> What the exercise asks
Find the lines with "IIIC" in them and copy them out.

> Dataset rows

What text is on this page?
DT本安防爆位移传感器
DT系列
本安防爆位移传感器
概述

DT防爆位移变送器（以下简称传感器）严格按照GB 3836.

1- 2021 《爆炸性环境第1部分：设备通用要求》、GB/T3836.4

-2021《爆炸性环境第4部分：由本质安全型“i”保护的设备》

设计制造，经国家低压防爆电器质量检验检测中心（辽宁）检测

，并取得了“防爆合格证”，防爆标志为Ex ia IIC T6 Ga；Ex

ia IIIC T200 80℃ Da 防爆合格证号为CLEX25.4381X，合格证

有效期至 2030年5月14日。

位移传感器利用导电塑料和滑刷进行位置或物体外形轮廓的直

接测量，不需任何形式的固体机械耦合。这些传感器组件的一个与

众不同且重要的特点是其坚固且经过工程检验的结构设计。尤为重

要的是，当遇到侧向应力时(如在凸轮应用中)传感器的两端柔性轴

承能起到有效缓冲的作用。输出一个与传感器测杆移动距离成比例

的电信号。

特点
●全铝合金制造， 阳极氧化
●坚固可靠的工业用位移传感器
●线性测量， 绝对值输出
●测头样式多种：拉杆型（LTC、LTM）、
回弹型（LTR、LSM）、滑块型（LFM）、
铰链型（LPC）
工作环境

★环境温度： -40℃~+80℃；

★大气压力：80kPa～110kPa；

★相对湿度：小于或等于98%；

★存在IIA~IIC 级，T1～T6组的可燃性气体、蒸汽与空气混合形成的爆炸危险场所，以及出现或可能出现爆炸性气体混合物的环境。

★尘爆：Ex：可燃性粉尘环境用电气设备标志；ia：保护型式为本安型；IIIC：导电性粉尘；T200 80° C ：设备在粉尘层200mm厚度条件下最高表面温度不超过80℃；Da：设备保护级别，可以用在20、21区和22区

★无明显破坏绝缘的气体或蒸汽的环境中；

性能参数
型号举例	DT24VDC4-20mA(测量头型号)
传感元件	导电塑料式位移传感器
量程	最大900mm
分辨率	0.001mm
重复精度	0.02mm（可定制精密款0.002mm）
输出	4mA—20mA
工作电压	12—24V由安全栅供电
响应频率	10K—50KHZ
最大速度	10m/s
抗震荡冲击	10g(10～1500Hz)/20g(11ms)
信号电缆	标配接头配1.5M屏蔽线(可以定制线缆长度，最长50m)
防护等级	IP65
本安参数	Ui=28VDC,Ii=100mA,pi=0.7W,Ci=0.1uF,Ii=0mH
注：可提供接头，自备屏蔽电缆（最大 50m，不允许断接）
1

> Answer to the problem
ia IIIC T200 80℃ Da 防爆合格证号为CLEX25.4381X，合格证
★尘爆：Ex：可燃性粉尘环境用电气设备标志；ia：保护型式为本安型；IIIC：导电性粉尘；T200 80° C ：设备在粉尘层200mm厚度条件下最高表面温度不超过80℃；Da：设备保护级别，可以用在20、21区和22区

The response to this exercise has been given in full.